(CHALLENGE 1): In the forum thread on what photographers think about when taking a picture, write out the passage that begins at the words "Even if it's" and ends after the words "in the viewfinder.", replacing "camera" with "phone".

======== TEXT SEGMENT ========

# What do you think about when you take a picture?



## Leam (Dec 4, 2011)

Hi everybody,

I'm doing an art project about photographers. I'm actually more into drawing, that's why I'm new on the forum 
I was wondering if you guys have something special you think about when you press the shutter realease?
Some kind of sentence like for example : "It's going to be a great picture", "The light is great", "this kid is growing to fast"... 
Or do you visualise the picture you're trying to take?
Even if it's changing everytime, if you could share some thoughts it would be very helpful for my project.
I hope it's clear, but if not, don't hesitate if you have questions 

Lea


----------



## joealcantar (Dec 4, 2011)

Most of us do not need a camera to take a picture.  Part of everyday life really, we walk around doing our daily rituals and see the images take place in front of us.  Subject in the right light, right expression or one of those things you may never see again and wish you had been ready for the image.  Basically "there it is" comes to mind when you see the shot in the viewfinder. 
-
Shoot well, Joe


----------



## ann (Dec 4, 2011)

Checking my edges, visualization of the final print and always what is the meter advising and how will i adjust.

That is with a camera, on the other hand I like Joe am always "looking", friends have told me they can tell when the shutter is firing in my brain.


----------



## chaosrealm93 (Dec 4, 2011)

i try to frame it properly, maybe leave some extra space so i have some freedom to post-process later. angle of the shot is also very important


----------



## sandraadamson (Dec 4, 2011)

I too am alot like Joe all day long I am watching for that amazing shot, watching everything. But when I am in that immediate moment just about to hit the shutter release I am usually looking at what's in the background and if it's pleasing to my eye.

www.sandraadamson.com www.sandraadamson.blogspot.com


----------



## BlairWright (Dec 4, 2011)

Before I depress the shutter it's just a question of framing. I worry about the technical aspects before I get to that point.


----------



## Overread (Dec 4, 2011)

"Don't Move!"

Generally for wildlife or macro that is what's going through my mind just before I take a shot - and might refer to the creature itself or even just the wind (macro). It's always a pain when you line up the shot - check the edges, compose, focus, check settings, go to click and wooooooosh! The subject changes its position or vanishes from the viewfinder altogether.


----------



## gsgary (Dec 4, 2011)

If i'm out in the hills i'm looking for my dog in the shot or my partner walking into the shot and she get a bollocking if she does


----------



## c.cloudwalker (Dec 4, 2011)

Overread said:


> "Don't Move!"



Yes, I can easily imagine you thinking that 



This is an interesting question with many possible answers so that I don't know if you'll get what you're looking for. Most of what I do today is so static I don't need think about anything moving. Everything is so set up that by the time we click the shutter, anyone could be pressing the button. So there really are no thoughts coming into mind at the moment of.

But, for your enjoyment, here are a few thoughts that have crossed my mind when shooting:

"Man, I'm fooking great"

========

(CHALLENGE 2): From the entries below, copy the lines verbatim. Start at the line containing "spectral-streak [607,333,610,424]" and stop after the line containing "spectral-streak [511,225,513,321]".

======== RECORD EXTRACTS ========

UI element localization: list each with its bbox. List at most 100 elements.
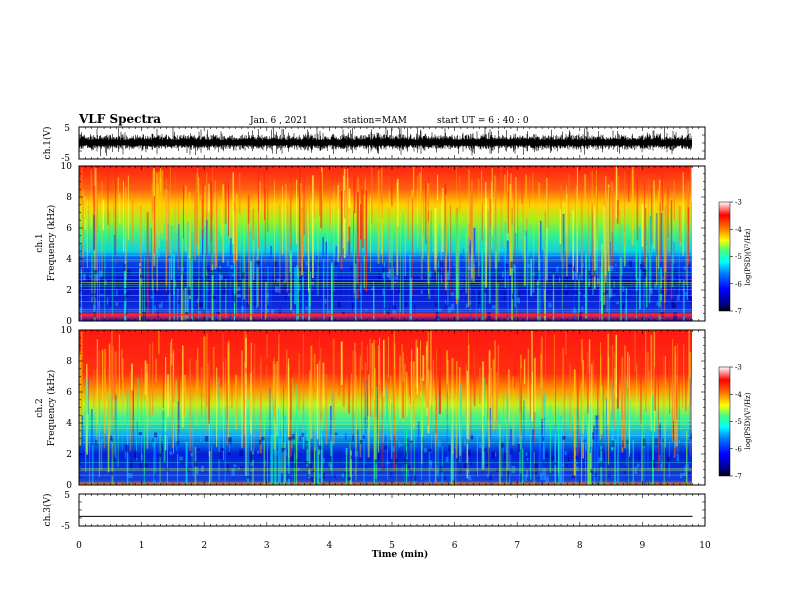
spectral-streak [607,333,610,424]
spectral-streak [401,344,403,423]
spectral-streak [615,334,617,399]
spectral-streak [663,355,665,421]
spectral-streak [652,394,654,485]
spectral-streak [683,344,685,407]
spectral-streak [645,245,648,287]
spectral-patch [239,449,244,457]
spectral-streak [532,215,535,293]
spectral-patch [444,476,446,480]
spectral-streak [377,357,379,440]
spectral-patch [381,467,385,472]
spectral-patch [634,466,638,474]
spectral-streak [685,334,687,412]
spectral-streak [587,412,590,485]
spectral-streak [381,205,383,255]
spectral-patch [491,305,496,309]
spectral-streak [691,399,692,455]
spectral-streak [511,225,513,321]
spectral-streak [434,433,437,485]
time-tick-label: 10 [699,541,711,551]
spectral-patch [307,463,312,470]
spectral-streak [397,183,398,284]
spectral-streak [519,359,521,414]
spectral-streak [302,334,305,436]
spectral-streak [627,352,629,388]
spectral-patch [231,468,235,476]
spectral-streak [131,199,134,245]
spectral-streak [490,351,491,446]
spectral-streak [221,203,222,236]
spectral-streak [459,367,461,462]
spectral-streak [165,178,168,286]
spectral-patch [468,449,471,456]
spectral-streak [529,176,530,208]
spectral-streak [692,263,693,314]
spectral-streak [115,339,117,385]
spectral-streak [177,201,179,229]
spectral-streak [159,433,161,485]
spectral-patch [459,446,462,449]
spectral-patch [503,293,506,301]
spectral-patch [168,295,171,300]
spectral-streak [587,342,589,414]
spectral-streak [206,219,208,270]
spectral-streak [82,189,84,258]
spectral-patch [139,461,143,470]
spectral-streak [257,211,259,307]
spectral-streak [645,441,647,485]
spectral-streak [611,181,614,233]
spectral-streak [334,332,336,359]
spectral-patch [482,464,485,470]
spectral-patch [236,287,241,291]
spectral-patch [352,304,354,311]
spectral-streak [104,213,106,318]
spectral-patch [654,434,658,439]
spectral-patch [184,433,187,440]
spectral-patch [688,472,691,478]
spectral-patch [364,433,366,436]
spectral-streak [360,177,362,281]
spectral-streak [608,263,610,321]
spectral-streak [391,178,393,207]
spectral-streak [592,242,594,296]
spectral-streak [663,409,665,485]
spectral-streak [182,345,184,428]
spectral-streak [512,376,515,446]
spectral-patch [270,456,273,462]
spectral-patch [321,458,325,463]
spectral-patch [98,301,100,309]
spectral-patch [109,438,113,441]
spectral-patch [283,280,287,284]
spectral-streak [383,339,385,397]
spectral-streak [120,363,122,390]
spectral-patch [375,280,379,283]
spectral-streak [234,283,236,321]
spectral-streak [349,442,351,485]
spectral-patch [383,283,385,291]
spectral-streak [539,421,541,475]
spectral-patch [310,281,315,286]
spectral-patch [593,270,596,277]
spectral-streak [474,349,475,376]
spectral-streak [605,398,607,468]
spectral-patch [144,463,148,468]
spectral-streak [367,369,369,417]
spectral-streak [628,426,629,485]
spectral-streak [175,379,177,442]
figure-title: VLF Spectra [78,112,161,126]
spectral-streak [82,199,84,274]
ch3-ytick-top: 5 [64,491,70,501]
spectral-streak [182,231,183,321]
spectral-streak [422,190,425,236]
spectral-patch [116,289,118,296]
spectral-streak [542,249,544,308]
spectral-streak [322,373,324,431]
spectral-streak [399,223,401,313]
spectral-patch [107,297,109,305]
spectral-streak [183,289,184,321]
spectral-streak [388,336,389,378]
time-tick-label: 0 [76,541,82,551]
spectral-streak [352,350,354,397]
spectral-patch [190,452,193,457]
spectral-streak [522,187,524,260]
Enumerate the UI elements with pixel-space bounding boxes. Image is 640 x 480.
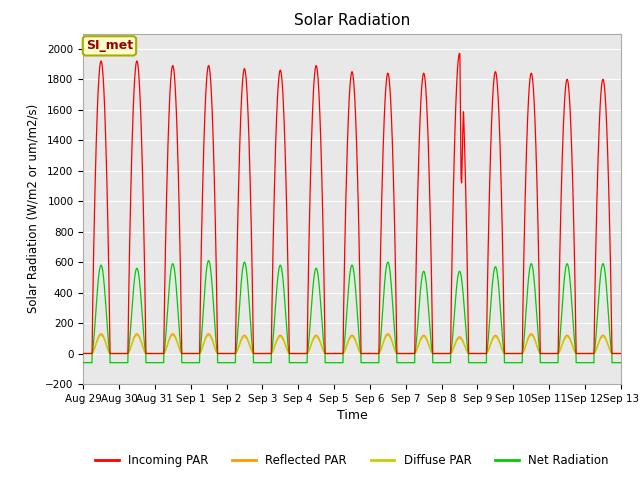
Y-axis label: Solar Radiation (W/m2 or um/m2/s): Solar Radiation (W/m2 or um/m2/s) (26, 104, 40, 313)
Title: Solar Radiation: Solar Radiation (294, 13, 410, 28)
X-axis label: Time: Time (337, 409, 367, 422)
Legend: Incoming PAR, Reflected PAR, Diffuse PAR, Net Radiation: Incoming PAR, Reflected PAR, Diffuse PAR… (91, 449, 613, 472)
Text: SI_met: SI_met (86, 39, 133, 52)
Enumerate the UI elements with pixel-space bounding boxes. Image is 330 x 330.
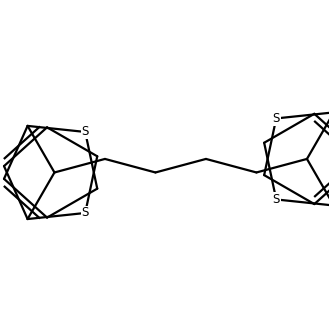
- Text: S: S: [82, 207, 89, 219]
- Text: S: S: [82, 125, 89, 139]
- Text: S: S: [273, 193, 280, 206]
- Text: S: S: [273, 112, 280, 125]
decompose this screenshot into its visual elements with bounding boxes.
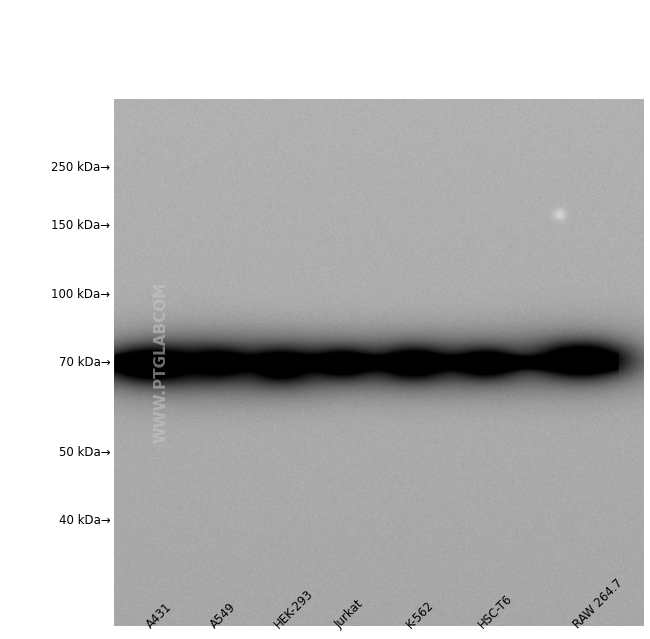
Text: HSC-T6: HSC-T6 — [475, 592, 515, 631]
Text: K-562: K-562 — [404, 599, 437, 631]
Text: RAW 264.7: RAW 264.7 — [571, 577, 625, 631]
Text: 70 kDa→: 70 kDa→ — [58, 356, 110, 369]
Text: 50 kDa→: 50 kDa→ — [59, 446, 110, 459]
Text: WWW.PTGLABCOM: WWW.PTGLABCOM — [154, 282, 169, 443]
Text: A431: A431 — [144, 601, 175, 631]
Text: HEK-293: HEK-293 — [272, 587, 315, 631]
Text: A549: A549 — [208, 601, 239, 631]
Text: 150 kDa→: 150 kDa→ — [51, 219, 110, 232]
Text: 250 kDa→: 250 kDa→ — [51, 161, 110, 174]
Text: 100 kDa→: 100 kDa→ — [51, 288, 110, 300]
Text: 40 kDa→: 40 kDa→ — [58, 514, 110, 527]
Text: Jurkat: Jurkat — [332, 598, 366, 631]
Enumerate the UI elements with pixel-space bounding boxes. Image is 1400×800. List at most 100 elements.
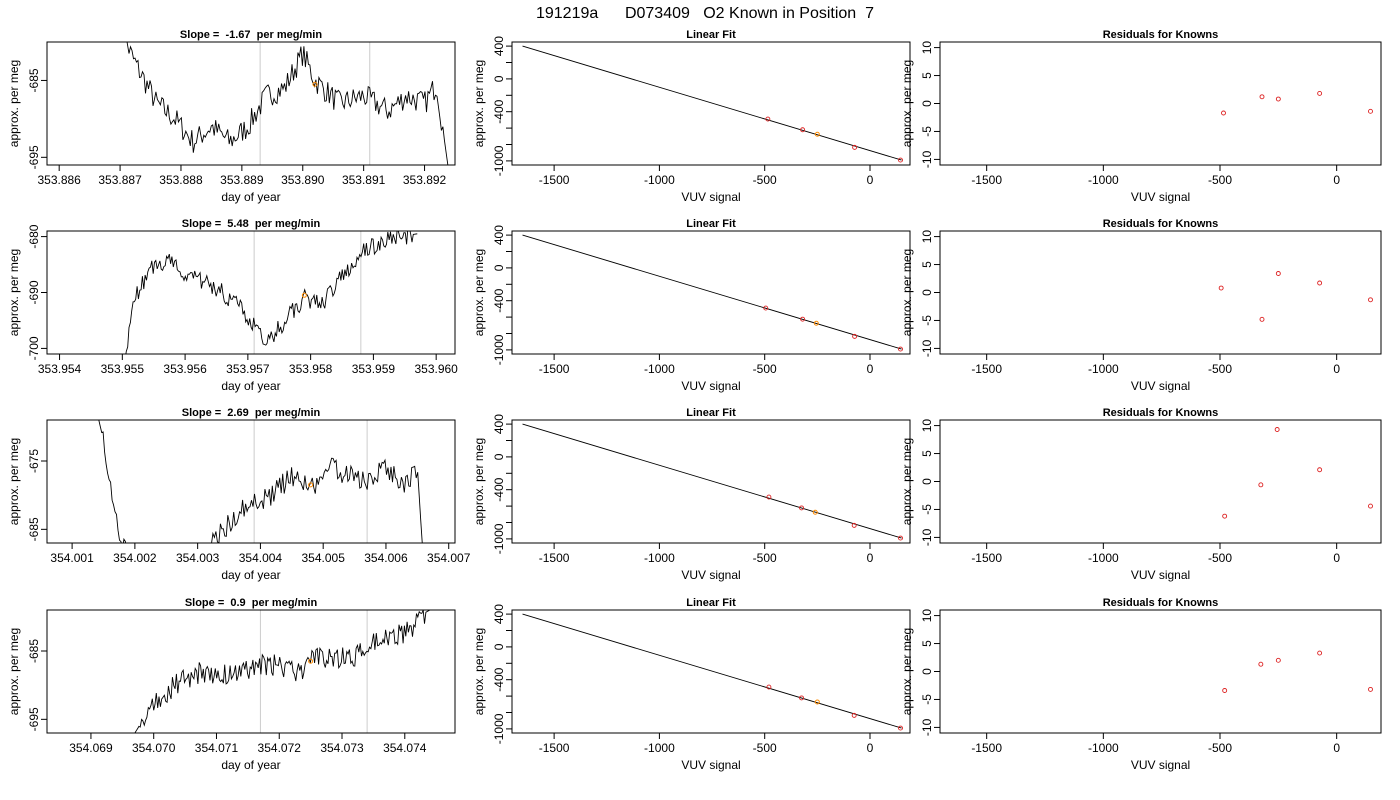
x-axis-label: VUV signal [1131,190,1190,204]
x-tick-label: -1500 [971,362,1002,376]
x-tick-label: 354.069 [69,741,113,755]
data-point [799,505,805,511]
x-tick-label: -500 [753,741,777,755]
y-tick-label: -685 [27,517,41,541]
sample-point [308,482,314,488]
x-tick-label: 353.959 [352,362,396,376]
x-axis-label: VUV signal [681,379,740,393]
panel-frame [939,419,1382,544]
fit-line [522,423,902,539]
panel-linear-row-2: Linear Fit -1500 -1000 -500 0 -1000 -400 0 400 VU… [472,407,911,582]
panel-residuals-row-1: Residuals for Knowns -1500 -1000 -500 0 -10 -5… [900,218,1382,393]
x-axis-label: day of year [221,190,280,204]
y-axis-label: approx. per meg [7,438,21,525]
data-point [1221,110,1226,116]
panel-residuals-row-2: Residuals for Knowns -1500 -1000 -500 0 -10 -5… [900,407,1382,582]
plot-area [522,613,903,731]
data-point [765,116,771,122]
y-tick-label: -5 [920,504,934,515]
data-point [1259,316,1265,322]
x-tick-label: -1500 [539,173,570,187]
y-axis-label: approx. per meg [472,628,486,715]
y-axis-label: approx. per meg [472,438,486,525]
x-tick-label: -1000 [1088,362,1119,376]
y-tick-label: -400 [492,288,506,312]
data-point [852,333,858,339]
x-tick-label: -1500 [539,551,570,565]
data-trace [125,231,418,354]
x-tick-label: 353.888 [159,173,203,187]
panel-frame [511,41,911,166]
plot-area [522,423,903,541]
y-tick-label: -700 [27,336,41,360]
panel-title: Residuals for Knowns [1103,29,1219,41]
data-point [1317,90,1323,96]
y-tick-label: -675 [27,449,41,473]
y-tick-label: 10 [920,609,934,623]
data-point [1258,661,1264,667]
figure-title: 191219a D073409 O2 Known in Position 7 [536,5,874,22]
x-tick-label: 353.957 [226,362,270,376]
data-point [1368,503,1373,509]
y-tick-label: -1000 [492,713,506,744]
x-tick-label: 354.073 [320,741,364,755]
y-tick-label: 400 [492,36,506,56]
y-tick-label: 0 [920,100,934,107]
x-tick-label: -1000 [1088,173,1119,187]
x-axis-label: VUV signal [1131,568,1190,582]
panel-frame [939,41,1382,166]
x-tick-label: 354.074 [383,741,427,755]
x-tick-label: -1000 [644,551,675,565]
x-tick-label: 353.954 [38,362,82,376]
panel-title: Residuals for Knowns [1103,218,1219,230]
x-tick-label: -1000 [1088,551,1119,565]
y-tick-label: 400 [492,604,506,624]
x-axis-label: VUV signal [681,568,740,582]
data-point [898,346,903,352]
fit-line [522,613,902,729]
panel-frame [46,419,456,544]
panel-title: Linear Fit [686,218,736,230]
data-point [1368,686,1373,692]
x-tick-label: 353.956 [163,362,207,376]
y-tick-label: -5 [920,126,934,137]
data-trace [134,610,431,733]
y-tick-label: -10 [920,528,934,546]
panel-frame [511,609,911,734]
data-point [766,494,772,500]
x-tick-label: -500 [1208,173,1232,187]
data-trace [126,42,449,165]
panels: Slope = -1.67 per meg/min 353.886 353.887 3… [7,29,1382,772]
data-point [1275,271,1281,276]
panel-frame [511,230,911,355]
panel-frame [939,230,1382,355]
x-tick-label: 0 [867,741,874,755]
data-point [898,535,903,541]
x-axis-label: day of year [221,568,280,582]
y-axis-label: approx. per meg [900,249,914,336]
y-tick-label: 0 [920,289,934,296]
sample-point [814,699,820,705]
x-tick-label: -1500 [971,173,1002,187]
panel-title: Slope = 5.48 per meg/min [182,218,321,230]
data-point [1258,482,1264,488]
y-tick-label: -685 [27,639,41,663]
panel-title: Slope = -1.67 per meg/min [180,29,322,41]
y-axis-label: approx. per meg [900,60,914,147]
plot-area [125,231,418,354]
data-point [766,684,772,690]
y-tick-label: -690 [27,280,41,304]
panel-title: Linear Fit [686,407,736,419]
y-tick-label: -680 [27,224,41,248]
y-tick-label: -695 [27,145,41,169]
y-tick-label: 400 [492,225,506,245]
data-point [898,157,903,163]
y-axis-label: approx. per meg [472,60,486,147]
y-tick-label: -685 [27,68,41,92]
y-axis-label: approx. per meg [472,249,486,336]
y-tick-label: -1000 [492,334,506,365]
y-tick-label: 10 [920,230,934,244]
x-tick-label: 0 [1333,741,1340,755]
x-axis-label: VUV signal [1131,758,1190,772]
x-tick-label: 354.002 [113,551,157,565]
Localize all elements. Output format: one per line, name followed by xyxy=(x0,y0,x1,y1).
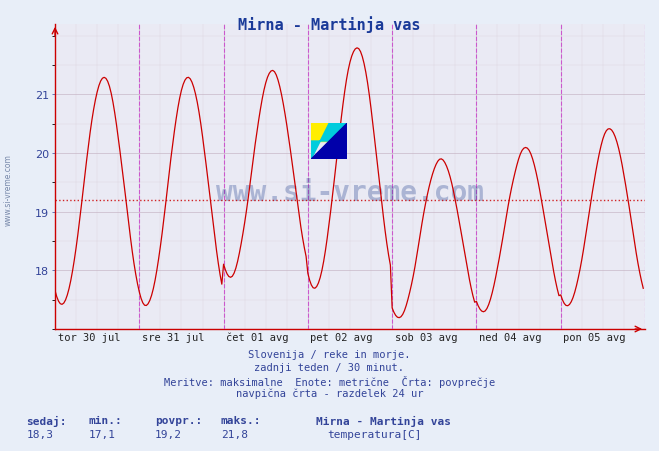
Text: sre 31 jul: sre 31 jul xyxy=(142,332,204,342)
Text: ned 04 avg: ned 04 avg xyxy=(479,332,542,342)
Text: zadnji teden / 30 minut.: zadnji teden / 30 minut. xyxy=(254,362,405,372)
Text: Meritve: maksimalne  Enote: metrične  Črta: povprečje: Meritve: maksimalne Enote: metrične Črta… xyxy=(164,375,495,387)
Text: sob 03 avg: sob 03 avg xyxy=(395,332,457,342)
Text: povpr.:: povpr.: xyxy=(155,415,202,425)
Polygon shape xyxy=(311,124,330,142)
Text: maks.:: maks.: xyxy=(221,415,261,425)
Text: 21,8: 21,8 xyxy=(221,429,248,439)
Text: 19,2: 19,2 xyxy=(155,429,182,439)
Text: temperatura[C]: temperatura[C] xyxy=(328,429,422,439)
Polygon shape xyxy=(311,124,347,160)
Text: www.si-vreme.com: www.si-vreme.com xyxy=(216,178,484,206)
Text: www.si-vreme.com: www.si-vreme.com xyxy=(3,153,13,226)
Text: čet 01 avg: čet 01 avg xyxy=(226,332,289,342)
Text: 17,1: 17,1 xyxy=(89,429,116,439)
Text: min.:: min.: xyxy=(89,415,123,425)
Text: tor 30 jul: tor 30 jul xyxy=(57,332,120,342)
Text: pon 05 avg: pon 05 avg xyxy=(563,332,626,342)
Text: navpična črta - razdelek 24 ur: navpična črta - razdelek 24 ur xyxy=(236,387,423,398)
Text: 18,3: 18,3 xyxy=(26,429,53,439)
Text: Mirna - Martinja vas: Mirna - Martinja vas xyxy=(239,16,420,32)
Text: sedaj:: sedaj: xyxy=(26,415,67,426)
Text: pet 02 avg: pet 02 avg xyxy=(310,332,373,342)
Text: Slovenija / reke in morje.: Slovenija / reke in morje. xyxy=(248,350,411,359)
Polygon shape xyxy=(311,124,347,160)
Text: Mirna - Martinja vas: Mirna - Martinja vas xyxy=(316,415,451,426)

========

(WRITTEN RESPONSE 1):
Even if it's changing everytime, if you could share some thoughts it would be very helpful for my project.
I hope it's clear, but if not, don't hesitate if you have questions 

Lea


----------



## joealcantar (Dec 4, 2011)

Most of us do not need a phone to take a picture.  Part of everyday life really, we walk around doing our daily rituals and see the images take place in front of us.  Subject in the right light, right expression or one of those things you may never see again and wish you had been ready for the image.  Basically "there it is" comes to mind when you see the shot in the viewfinder.

(WRITTEN RESPONSE 2):
spectral-streak [607,333,610,424]
spectral-streak [401,344,403,423]
spectral-streak [615,334,617,399]
spectral-streak [663,355,665,421]
spectral-streak [652,394,654,485]
spectral-streak [683,344,685,407]
spectral-streak [645,245,648,287]
spectral-patch [239,449,244,457]
spectral-streak [532,215,535,293]
spectral-patch [444,476,446,480]
spectral-streak [377,357,379,440]
spectral-patch [381,467,385,472]
spectral-patch [634,466,638,474]
spectral-streak [685,334,687,412]
spectral-streak [587,412,590,485]
spectral-streak [381,205,383,255]
spectral-patch [491,305,496,309]
spectral-streak [691,399,692,455]
spectral-streak [511,225,513,321]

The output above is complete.